Provided data:

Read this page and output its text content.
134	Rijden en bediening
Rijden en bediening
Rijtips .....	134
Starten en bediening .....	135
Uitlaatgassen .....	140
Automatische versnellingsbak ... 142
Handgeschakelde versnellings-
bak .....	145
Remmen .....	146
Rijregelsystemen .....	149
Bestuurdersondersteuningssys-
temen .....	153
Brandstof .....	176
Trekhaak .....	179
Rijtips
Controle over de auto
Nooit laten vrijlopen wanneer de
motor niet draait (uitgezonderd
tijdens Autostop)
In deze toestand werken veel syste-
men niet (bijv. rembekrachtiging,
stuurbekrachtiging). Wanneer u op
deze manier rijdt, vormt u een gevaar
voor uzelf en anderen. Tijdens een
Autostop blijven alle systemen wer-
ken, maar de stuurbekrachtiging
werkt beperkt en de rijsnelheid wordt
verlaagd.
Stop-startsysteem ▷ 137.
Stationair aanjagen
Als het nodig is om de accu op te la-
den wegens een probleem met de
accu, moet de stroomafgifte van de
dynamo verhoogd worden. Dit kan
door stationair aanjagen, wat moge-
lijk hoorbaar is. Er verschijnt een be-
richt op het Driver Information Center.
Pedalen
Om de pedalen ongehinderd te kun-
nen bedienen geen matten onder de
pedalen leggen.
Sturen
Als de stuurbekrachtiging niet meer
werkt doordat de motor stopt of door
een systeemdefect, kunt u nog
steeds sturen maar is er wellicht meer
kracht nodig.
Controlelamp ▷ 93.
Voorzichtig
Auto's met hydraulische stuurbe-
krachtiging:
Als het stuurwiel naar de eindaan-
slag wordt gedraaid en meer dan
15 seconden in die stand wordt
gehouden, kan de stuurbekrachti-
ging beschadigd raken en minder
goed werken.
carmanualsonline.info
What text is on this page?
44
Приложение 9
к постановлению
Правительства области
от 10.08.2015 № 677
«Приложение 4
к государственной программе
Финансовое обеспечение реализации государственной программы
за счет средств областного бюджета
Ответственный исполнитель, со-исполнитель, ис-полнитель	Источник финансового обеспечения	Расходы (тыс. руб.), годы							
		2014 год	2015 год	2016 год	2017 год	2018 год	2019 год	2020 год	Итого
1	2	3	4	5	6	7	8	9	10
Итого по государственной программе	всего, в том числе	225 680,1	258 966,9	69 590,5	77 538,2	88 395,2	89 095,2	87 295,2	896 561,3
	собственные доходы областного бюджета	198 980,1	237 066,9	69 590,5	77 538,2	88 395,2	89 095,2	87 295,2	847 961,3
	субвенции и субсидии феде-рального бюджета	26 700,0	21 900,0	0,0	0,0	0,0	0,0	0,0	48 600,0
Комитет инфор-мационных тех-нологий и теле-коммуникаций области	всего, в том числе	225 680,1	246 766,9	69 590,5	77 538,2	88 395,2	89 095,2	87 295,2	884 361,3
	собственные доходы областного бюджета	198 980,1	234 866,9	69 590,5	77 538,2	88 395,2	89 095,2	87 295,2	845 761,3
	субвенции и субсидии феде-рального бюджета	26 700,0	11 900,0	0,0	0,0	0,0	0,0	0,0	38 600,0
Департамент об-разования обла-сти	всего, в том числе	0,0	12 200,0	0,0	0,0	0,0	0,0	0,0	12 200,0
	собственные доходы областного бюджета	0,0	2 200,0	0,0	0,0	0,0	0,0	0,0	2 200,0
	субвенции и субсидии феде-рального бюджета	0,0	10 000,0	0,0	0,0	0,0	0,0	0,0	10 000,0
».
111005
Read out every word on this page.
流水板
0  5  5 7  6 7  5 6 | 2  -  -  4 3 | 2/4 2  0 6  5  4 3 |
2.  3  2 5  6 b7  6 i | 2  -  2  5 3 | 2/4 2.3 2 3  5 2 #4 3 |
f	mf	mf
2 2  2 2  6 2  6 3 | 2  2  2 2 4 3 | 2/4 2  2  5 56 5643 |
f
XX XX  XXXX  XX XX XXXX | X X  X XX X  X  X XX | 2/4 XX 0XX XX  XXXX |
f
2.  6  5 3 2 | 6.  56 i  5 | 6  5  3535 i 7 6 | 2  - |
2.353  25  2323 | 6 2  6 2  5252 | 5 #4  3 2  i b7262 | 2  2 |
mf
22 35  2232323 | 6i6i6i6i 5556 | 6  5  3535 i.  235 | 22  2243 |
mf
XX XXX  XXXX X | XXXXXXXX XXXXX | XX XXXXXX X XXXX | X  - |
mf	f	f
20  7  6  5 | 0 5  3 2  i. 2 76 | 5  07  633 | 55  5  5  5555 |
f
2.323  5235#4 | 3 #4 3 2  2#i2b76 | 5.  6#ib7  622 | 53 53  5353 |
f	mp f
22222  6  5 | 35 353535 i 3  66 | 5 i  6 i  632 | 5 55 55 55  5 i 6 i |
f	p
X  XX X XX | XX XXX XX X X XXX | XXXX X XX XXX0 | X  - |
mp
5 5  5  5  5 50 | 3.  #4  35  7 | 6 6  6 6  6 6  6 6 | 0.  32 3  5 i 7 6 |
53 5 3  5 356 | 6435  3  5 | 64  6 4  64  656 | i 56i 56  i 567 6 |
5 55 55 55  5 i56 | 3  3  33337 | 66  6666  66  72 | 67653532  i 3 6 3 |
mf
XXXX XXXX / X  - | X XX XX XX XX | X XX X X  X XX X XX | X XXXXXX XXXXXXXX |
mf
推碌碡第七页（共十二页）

Requirement: Report how many lines of the records above contain the word "Autostop", and give only that number.

The result: 2